Requirement. Could you sum up the Tsunami frame thread below in two sentences?

━━━━━ Selected passage

# My new Tsunami...



## Wookiebiker (Sep 5, 2005)

*This is a cross post from the Bicycle/Frame section:*

Well, since I have odd body dimensions I wanted a custom frame again...this time more race oriented, however I didn't have a lot of money to spend. Looking around it appeared the best deal out there was a custom frame from Tsunami Cycles since they do custom geometry for $650.00.

The frame is heat treated aluminum...which some might not like due to aluminums reputation for a harsh ride...however, I've had several aluminum bikes and never had issues with the ride. Initial reviews of this frame are good. The bike is stiff, but dropping the tire pressure a little gives a more than acceptable ride.

The frame was built up with the parts from my Velo Vie and the frame weight is 2 pounds 13 ounces (with headset installed). Total bike weight is 18 pounds 6 ounces with cages and powertap on the bike.

Geometry:

57cm Top Tube
50cm Seat Tube
11.2cm Head Tube (14cm total stack height)
73.5 degree HTA
74 degree STA

Side Shot










Angle Shot










American Built










Front End










Seat Tube Juncture










Back of the bike










Rear Dropout


----------



## tidi (Jan 11, 2008)

*nice`looker*

looks like it will handle everything you give it, then ask for more, i like it.


----------



## Wookiebiker (Sep 5, 2005)

Well, I was able to get out for a 42 mile ride on the new frame today and overall....it's a very nice ride.

At this point I'll go out on a limb and say it may have the stiffest bottom bracket I've had on any bike I've ridden. Get out of the saddle an it's stiff, doesn't flex and gives great acceleration.

The ride of the bike is stiff....not what I would put in the "vertically compliant laterally stiff category"  It rides harsher than my previous carbon frame, but is still within acceptable parameters for overall ride quality. I won't have any issues spending 4+ hours on it in the future.

━━━━━━━━━━
━━━━━ Information given

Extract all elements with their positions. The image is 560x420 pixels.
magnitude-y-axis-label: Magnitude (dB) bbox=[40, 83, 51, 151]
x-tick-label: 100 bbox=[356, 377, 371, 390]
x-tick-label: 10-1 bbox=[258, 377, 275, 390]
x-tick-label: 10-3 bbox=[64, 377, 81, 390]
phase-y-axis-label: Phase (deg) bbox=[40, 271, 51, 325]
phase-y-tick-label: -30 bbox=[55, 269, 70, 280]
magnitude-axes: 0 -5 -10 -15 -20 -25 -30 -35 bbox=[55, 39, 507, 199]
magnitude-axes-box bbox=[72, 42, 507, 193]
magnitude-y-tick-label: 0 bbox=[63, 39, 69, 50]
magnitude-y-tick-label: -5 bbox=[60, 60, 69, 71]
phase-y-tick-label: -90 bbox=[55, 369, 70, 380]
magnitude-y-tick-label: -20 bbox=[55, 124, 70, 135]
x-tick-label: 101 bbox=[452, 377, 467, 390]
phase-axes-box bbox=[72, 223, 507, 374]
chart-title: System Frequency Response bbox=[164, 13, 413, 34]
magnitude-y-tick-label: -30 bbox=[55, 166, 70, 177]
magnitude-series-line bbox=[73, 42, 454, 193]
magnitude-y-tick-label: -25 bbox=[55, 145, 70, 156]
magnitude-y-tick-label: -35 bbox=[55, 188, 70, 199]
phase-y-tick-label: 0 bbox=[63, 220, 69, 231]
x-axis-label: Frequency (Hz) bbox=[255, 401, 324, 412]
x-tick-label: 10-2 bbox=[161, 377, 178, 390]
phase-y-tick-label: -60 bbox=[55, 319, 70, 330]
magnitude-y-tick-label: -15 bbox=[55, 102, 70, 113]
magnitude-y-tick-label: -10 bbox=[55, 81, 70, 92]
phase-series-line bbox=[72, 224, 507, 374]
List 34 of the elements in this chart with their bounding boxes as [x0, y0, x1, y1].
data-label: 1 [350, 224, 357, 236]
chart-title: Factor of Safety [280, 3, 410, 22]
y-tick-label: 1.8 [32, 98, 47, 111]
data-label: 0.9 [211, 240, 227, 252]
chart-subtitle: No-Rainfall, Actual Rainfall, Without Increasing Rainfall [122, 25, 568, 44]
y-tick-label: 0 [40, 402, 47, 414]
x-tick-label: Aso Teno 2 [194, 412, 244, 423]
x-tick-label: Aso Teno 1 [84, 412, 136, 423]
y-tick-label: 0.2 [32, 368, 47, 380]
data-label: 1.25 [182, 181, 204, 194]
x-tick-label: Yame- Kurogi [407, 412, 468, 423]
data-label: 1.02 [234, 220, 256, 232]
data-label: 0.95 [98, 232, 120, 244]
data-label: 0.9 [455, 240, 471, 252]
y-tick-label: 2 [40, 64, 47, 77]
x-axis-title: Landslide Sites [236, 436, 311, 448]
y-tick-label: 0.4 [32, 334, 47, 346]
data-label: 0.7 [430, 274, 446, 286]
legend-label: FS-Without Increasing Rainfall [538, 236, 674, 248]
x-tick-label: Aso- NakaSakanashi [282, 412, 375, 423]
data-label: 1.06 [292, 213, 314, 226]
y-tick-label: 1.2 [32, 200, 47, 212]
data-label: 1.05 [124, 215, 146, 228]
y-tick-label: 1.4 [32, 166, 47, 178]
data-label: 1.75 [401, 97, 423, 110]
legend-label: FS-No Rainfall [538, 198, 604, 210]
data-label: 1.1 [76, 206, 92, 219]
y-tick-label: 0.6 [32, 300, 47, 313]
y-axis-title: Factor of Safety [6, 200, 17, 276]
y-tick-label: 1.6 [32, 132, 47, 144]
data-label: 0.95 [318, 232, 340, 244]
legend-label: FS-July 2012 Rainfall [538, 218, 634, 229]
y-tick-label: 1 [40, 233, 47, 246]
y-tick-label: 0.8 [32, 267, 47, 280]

━━━━━━━━━━

Final result. Wanting a race-oriented custom frame on a limited budget, Wookiebiker chose Tsunami Cycles for its $650 custom geometry and built the heat-treated aluminum frame (2 pounds 13 ounces with headset) into an 18-pound-6-ounce bike using parts from a Velo Vie. After a 42-mile ride, Wookiebiker reported a very stiff bottom bracket with great acceleration and a ride harsher than the previous carbon frame but still acceptable, while another poster praised the bike's looks.